Scan the material for the word "cyclite", and copy each line where it shows up.

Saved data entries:
------------------------------------------------------------
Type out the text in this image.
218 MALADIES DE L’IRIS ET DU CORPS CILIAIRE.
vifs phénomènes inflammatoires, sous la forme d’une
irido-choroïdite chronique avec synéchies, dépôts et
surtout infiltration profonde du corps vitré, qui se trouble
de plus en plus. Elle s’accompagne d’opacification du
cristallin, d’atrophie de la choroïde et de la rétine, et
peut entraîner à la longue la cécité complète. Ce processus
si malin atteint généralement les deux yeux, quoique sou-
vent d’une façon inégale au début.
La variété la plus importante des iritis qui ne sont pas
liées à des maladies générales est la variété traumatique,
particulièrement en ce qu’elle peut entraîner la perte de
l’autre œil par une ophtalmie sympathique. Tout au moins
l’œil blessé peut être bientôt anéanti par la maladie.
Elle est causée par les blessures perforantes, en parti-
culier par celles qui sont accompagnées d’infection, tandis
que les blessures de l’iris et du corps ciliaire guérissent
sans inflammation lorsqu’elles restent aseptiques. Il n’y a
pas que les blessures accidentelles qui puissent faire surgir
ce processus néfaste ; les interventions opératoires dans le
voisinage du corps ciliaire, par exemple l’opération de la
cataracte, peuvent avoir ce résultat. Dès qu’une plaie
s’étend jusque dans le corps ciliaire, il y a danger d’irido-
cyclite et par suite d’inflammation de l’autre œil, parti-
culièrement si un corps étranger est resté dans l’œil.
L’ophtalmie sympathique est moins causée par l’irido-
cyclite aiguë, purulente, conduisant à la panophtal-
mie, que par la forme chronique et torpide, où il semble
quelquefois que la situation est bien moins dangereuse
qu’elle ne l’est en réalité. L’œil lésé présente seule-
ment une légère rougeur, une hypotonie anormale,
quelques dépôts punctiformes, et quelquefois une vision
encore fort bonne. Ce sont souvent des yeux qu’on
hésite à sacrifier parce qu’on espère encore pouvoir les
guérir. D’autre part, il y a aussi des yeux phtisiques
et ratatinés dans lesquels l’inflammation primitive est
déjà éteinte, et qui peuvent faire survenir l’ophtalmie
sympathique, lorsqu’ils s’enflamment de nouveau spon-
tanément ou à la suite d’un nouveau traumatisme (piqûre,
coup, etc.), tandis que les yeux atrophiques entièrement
------------------------------------------------------------
Full solution:
cyclite et par suite d’inflammation de l’autre œil, parti-
cyclite aiguë, purulente, conduisant à la panophtal-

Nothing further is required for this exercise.